(What the exercise asks): Read the material below and tally how many lines hold the word "Automatically", giving the number and nothing else.

## Begin

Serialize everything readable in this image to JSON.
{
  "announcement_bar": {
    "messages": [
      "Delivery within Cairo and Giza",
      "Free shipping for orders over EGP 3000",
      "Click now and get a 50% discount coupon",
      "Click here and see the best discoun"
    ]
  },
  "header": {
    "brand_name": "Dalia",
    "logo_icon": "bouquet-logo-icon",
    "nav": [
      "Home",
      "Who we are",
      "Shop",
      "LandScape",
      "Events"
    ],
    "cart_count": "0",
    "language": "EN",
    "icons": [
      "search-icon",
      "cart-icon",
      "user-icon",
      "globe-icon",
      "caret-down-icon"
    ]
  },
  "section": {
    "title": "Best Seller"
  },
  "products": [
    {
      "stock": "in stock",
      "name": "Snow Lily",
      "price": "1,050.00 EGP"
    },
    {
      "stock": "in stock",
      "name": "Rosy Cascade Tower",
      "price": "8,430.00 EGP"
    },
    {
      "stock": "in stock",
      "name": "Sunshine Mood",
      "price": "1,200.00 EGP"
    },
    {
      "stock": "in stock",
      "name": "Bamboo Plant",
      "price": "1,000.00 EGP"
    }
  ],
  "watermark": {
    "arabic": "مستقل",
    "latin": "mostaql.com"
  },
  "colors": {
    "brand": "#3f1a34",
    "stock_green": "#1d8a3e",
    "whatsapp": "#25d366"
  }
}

## End
## Begin

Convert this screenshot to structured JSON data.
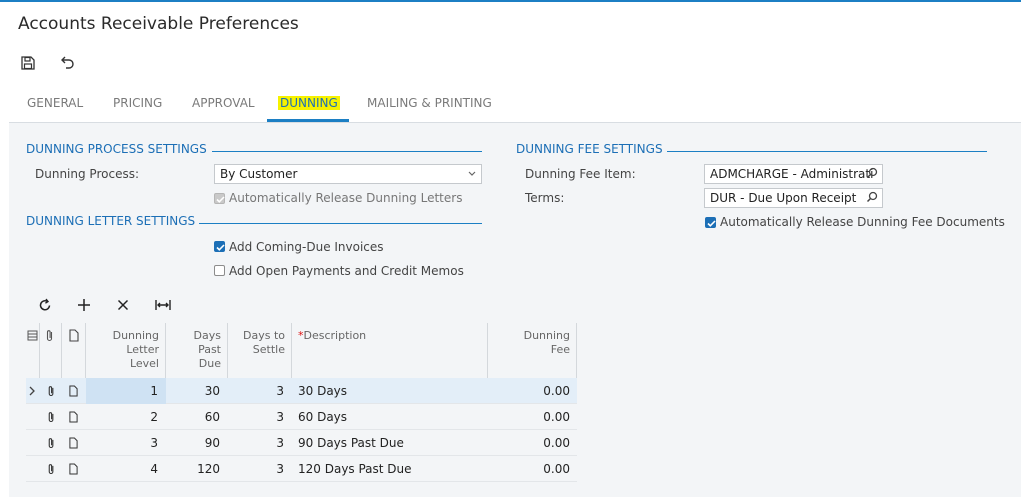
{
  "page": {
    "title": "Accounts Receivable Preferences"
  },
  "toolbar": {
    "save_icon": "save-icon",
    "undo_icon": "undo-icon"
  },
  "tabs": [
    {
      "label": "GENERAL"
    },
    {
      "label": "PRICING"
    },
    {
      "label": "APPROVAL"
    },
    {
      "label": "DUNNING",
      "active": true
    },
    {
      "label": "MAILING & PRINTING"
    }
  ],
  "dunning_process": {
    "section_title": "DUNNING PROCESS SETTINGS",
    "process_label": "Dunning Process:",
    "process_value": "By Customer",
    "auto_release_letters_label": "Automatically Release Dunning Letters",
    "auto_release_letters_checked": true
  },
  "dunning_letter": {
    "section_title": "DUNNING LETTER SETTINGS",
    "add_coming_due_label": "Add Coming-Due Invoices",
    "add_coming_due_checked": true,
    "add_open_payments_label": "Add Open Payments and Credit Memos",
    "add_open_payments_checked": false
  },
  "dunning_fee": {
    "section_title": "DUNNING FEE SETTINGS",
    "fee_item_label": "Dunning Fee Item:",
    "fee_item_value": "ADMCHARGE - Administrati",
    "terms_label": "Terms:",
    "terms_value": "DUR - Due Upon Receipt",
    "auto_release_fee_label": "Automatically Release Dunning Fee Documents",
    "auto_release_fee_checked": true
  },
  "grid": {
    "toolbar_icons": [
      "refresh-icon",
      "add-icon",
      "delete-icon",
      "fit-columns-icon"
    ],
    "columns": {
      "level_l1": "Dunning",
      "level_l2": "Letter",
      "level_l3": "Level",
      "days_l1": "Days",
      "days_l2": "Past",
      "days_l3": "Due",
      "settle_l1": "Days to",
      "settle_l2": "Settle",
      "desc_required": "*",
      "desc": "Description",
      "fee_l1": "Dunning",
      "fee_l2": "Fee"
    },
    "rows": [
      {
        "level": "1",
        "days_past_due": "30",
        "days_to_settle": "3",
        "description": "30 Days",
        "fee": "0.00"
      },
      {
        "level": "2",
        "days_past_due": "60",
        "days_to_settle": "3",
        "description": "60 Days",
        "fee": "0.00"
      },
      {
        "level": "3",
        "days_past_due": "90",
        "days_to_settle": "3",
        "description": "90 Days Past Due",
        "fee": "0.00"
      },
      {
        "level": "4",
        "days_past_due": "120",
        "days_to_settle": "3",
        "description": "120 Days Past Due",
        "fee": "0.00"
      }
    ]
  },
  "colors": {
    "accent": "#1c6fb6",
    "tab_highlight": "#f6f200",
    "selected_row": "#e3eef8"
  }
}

## End
## Begin

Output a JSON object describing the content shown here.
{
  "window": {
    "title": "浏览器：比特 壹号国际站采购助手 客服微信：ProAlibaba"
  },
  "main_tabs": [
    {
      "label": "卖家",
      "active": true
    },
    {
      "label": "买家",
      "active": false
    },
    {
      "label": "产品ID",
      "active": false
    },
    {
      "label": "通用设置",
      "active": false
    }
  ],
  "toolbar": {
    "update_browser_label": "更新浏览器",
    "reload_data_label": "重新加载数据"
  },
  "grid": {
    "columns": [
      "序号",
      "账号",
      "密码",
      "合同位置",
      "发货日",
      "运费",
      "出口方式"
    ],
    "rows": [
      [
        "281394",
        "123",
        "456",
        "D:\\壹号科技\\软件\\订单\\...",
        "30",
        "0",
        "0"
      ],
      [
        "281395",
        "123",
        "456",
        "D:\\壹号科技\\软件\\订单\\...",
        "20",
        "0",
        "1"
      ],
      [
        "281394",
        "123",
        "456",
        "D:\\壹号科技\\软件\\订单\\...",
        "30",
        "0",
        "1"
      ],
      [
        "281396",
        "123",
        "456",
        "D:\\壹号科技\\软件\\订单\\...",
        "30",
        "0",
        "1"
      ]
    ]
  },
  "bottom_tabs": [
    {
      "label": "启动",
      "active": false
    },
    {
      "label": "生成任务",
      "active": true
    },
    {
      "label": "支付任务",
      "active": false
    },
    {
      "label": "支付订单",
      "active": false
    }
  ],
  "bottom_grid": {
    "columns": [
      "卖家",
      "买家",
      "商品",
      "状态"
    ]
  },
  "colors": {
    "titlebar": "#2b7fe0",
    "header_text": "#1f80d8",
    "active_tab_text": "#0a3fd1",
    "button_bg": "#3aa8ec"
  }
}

## End

(Written answer): 2